◆ **Exercise brief**: Copy out all lines that hold "forward".

◆ **Given entries**:
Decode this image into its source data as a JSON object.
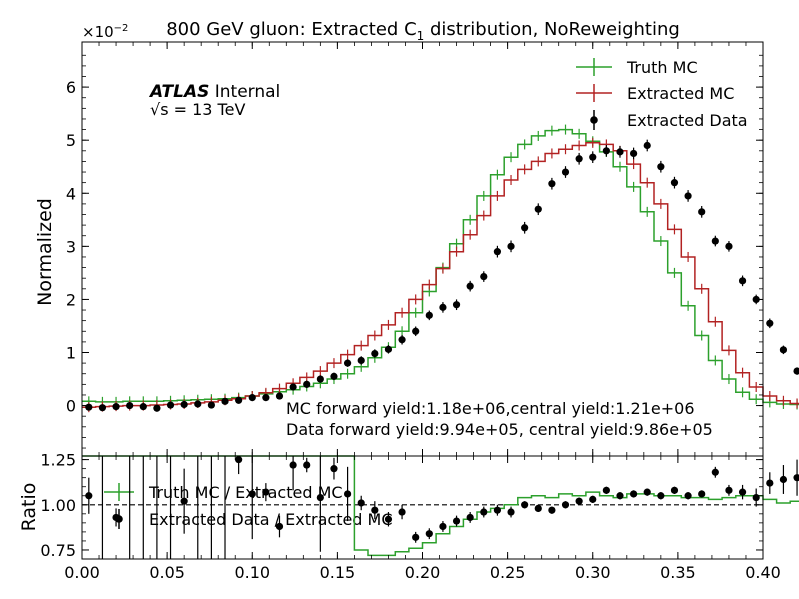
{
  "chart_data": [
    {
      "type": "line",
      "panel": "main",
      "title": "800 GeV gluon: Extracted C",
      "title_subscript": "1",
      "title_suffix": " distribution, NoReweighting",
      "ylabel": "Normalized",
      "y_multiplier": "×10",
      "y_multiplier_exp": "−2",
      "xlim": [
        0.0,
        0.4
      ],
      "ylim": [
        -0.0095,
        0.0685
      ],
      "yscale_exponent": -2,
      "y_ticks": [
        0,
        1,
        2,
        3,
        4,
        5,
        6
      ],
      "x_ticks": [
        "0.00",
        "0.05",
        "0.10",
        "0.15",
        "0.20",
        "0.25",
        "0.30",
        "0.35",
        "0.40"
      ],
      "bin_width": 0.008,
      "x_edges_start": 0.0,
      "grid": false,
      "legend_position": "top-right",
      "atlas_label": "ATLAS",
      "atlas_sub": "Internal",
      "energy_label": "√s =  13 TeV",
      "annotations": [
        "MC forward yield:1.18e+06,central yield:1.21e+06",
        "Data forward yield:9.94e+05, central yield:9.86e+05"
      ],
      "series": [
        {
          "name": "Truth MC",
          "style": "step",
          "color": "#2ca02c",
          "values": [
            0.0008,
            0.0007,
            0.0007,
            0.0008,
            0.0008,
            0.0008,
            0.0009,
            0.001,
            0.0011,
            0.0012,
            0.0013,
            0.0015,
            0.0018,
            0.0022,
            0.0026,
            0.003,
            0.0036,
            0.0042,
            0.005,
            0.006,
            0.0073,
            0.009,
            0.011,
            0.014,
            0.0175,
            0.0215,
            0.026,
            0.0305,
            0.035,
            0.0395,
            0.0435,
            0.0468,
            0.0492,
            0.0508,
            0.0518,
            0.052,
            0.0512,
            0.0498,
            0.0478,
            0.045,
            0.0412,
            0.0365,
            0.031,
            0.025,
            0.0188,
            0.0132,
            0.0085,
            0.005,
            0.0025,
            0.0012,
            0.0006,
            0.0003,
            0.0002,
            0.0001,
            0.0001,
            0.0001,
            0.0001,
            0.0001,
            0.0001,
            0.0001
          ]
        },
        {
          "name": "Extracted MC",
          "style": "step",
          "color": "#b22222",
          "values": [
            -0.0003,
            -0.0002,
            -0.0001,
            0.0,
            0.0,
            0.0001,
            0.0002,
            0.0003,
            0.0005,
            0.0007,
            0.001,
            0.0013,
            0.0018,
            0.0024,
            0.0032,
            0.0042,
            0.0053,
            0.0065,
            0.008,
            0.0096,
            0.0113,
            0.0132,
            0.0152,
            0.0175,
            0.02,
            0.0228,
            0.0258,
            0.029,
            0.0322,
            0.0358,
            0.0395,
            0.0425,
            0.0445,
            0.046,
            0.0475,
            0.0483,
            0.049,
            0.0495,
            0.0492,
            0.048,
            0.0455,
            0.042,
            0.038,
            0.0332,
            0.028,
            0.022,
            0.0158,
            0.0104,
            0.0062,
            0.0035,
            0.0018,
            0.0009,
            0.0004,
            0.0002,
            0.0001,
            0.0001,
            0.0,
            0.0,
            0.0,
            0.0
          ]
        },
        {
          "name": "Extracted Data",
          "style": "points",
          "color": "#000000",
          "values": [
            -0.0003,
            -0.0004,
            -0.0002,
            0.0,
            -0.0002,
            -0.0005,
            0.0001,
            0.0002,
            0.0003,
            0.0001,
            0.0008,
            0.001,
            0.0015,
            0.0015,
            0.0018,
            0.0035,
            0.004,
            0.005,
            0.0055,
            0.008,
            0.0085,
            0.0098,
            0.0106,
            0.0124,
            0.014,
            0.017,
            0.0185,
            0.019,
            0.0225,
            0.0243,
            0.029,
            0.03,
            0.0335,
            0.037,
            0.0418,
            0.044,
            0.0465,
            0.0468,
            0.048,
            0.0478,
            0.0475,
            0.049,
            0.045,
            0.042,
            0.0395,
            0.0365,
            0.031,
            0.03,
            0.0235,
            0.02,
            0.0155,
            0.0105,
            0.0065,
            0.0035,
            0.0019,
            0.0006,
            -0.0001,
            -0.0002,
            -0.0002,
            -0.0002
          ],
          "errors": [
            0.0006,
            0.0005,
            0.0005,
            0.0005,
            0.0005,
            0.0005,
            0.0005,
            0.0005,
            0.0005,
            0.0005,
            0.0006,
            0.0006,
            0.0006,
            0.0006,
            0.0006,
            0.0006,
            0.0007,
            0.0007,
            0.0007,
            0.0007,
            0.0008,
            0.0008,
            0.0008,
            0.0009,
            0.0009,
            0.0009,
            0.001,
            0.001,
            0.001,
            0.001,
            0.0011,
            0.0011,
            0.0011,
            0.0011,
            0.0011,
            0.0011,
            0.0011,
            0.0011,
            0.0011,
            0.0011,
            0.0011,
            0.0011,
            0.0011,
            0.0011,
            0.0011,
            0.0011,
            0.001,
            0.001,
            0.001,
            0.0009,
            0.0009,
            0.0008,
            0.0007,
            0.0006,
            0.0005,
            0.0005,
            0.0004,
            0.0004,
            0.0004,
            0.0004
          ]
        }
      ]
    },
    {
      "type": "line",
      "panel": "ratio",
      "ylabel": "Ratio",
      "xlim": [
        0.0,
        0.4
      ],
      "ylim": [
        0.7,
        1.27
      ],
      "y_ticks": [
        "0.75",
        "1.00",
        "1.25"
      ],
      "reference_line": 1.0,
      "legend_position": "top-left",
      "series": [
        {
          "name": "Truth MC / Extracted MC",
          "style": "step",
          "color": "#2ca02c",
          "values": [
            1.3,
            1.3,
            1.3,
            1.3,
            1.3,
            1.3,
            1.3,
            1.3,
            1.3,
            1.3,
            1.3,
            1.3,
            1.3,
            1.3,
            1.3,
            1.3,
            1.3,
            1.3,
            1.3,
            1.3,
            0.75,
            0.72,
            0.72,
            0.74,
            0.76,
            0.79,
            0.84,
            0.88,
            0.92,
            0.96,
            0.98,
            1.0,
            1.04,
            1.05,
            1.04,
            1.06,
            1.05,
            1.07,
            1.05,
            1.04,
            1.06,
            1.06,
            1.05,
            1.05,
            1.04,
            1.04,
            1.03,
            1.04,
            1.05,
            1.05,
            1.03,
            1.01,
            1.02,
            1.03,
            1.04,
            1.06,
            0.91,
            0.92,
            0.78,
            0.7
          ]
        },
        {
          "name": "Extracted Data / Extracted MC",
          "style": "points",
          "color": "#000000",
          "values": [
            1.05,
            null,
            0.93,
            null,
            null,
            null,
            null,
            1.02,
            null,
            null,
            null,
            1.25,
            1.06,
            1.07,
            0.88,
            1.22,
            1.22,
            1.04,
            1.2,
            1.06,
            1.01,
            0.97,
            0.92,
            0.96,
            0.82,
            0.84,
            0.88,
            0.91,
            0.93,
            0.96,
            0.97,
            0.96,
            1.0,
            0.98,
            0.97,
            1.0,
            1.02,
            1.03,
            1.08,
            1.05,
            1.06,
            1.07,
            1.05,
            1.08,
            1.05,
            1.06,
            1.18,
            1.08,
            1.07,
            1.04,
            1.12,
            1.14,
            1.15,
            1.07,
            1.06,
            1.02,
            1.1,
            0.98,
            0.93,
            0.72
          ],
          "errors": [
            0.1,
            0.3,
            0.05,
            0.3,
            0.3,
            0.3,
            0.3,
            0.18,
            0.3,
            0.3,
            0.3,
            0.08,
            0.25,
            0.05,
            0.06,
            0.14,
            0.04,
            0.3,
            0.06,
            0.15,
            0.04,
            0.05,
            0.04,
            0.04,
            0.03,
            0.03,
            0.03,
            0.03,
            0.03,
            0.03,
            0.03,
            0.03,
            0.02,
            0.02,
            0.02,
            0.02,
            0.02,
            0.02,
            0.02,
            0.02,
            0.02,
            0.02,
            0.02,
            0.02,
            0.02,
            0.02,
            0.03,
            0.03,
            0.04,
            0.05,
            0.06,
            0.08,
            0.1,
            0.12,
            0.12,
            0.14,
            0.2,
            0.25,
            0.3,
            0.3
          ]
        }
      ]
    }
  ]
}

◆ **Solution to the exercise**:
        "MC forward yield:1.18e+06,central yield:1.21e+06",
        "Data forward yield:9.94e+05, central yield:9.86e+05"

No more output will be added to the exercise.